» WHAT IS BEING ASKED
Copy down every line where the string "name" shows up.

» DATA SUPPLIED
= = = =

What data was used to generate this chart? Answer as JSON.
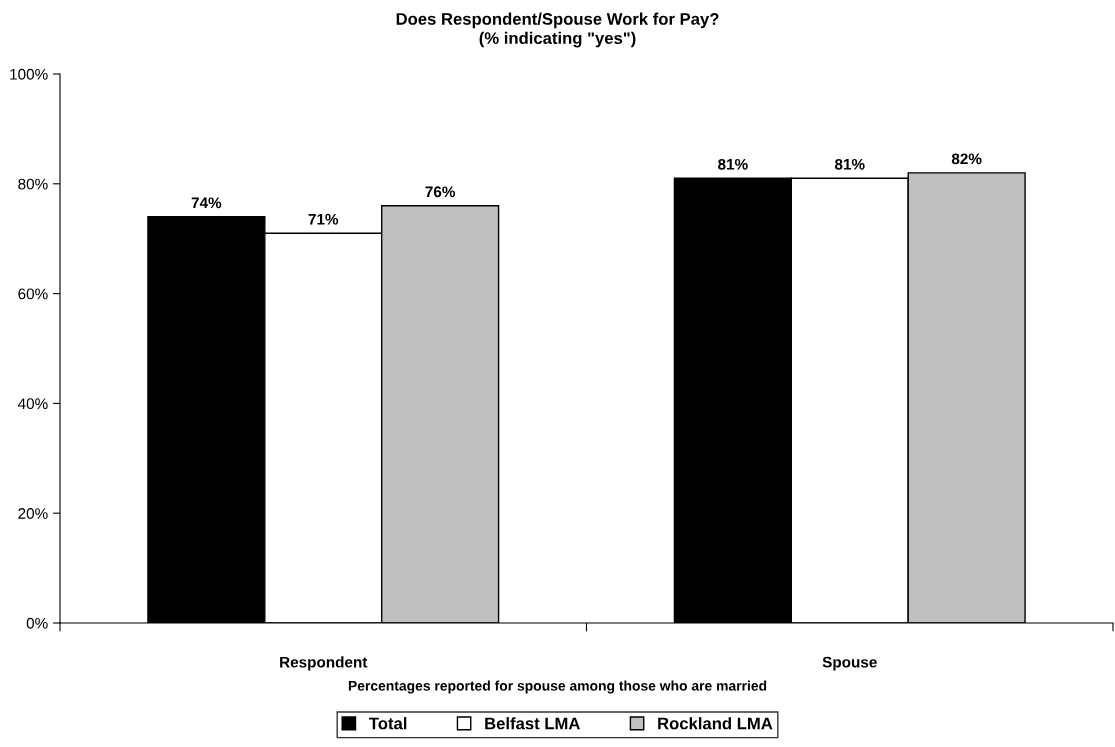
{
  "chart_data": {
    "type": "bar",
    "title": "Does Respondent/Spouse Work for Pay?\n(% indicating \"yes\")",
    "categories": [
      "Respondent",
      "Spouse"
    ],
    "series": [
      {
        "name": "Total",
        "color": "#000000",
        "values": [
          74,
          81
        ],
        "value_labels": [
          "74%",
          "81%"
        ]
      },
      {
        "name": "Belfast LMA",
        "color": "#ffffff",
        "values": [
          71,
          81
        ],
        "value_labels": [
          "71%",
          "81%"
        ]
      },
      {
        "name": "Rockland LMA",
        "color": "#c0c0c0",
        "values": [
          76,
          82
        ],
        "value_labels": [
          "76%",
          "82%"
        ]
      }
    ],
    "ylim": [
      0,
      100
    ],
    "yticks": [
      {
        "value": 0,
        "label": "0%"
      },
      {
        "value": 20,
        "label": "20%"
      },
      {
        "value": 40,
        "label": "40%"
      },
      {
        "value": 60,
        "label": "60%"
      },
      {
        "value": 80,
        "label": "80%"
      },
      {
        "value": 100,
        "label": "100%"
      }
    ],
    "annotations": [
      "Percentages reported for spouse among those who are married"
    ],
    "grid": false,
    "legend": "bottom"
  }
}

= = = =

» REPLY TO THE EXERCISE
        "name": "Total",
        "name": "Belfast LMA",
        "name": "Rockland LMA",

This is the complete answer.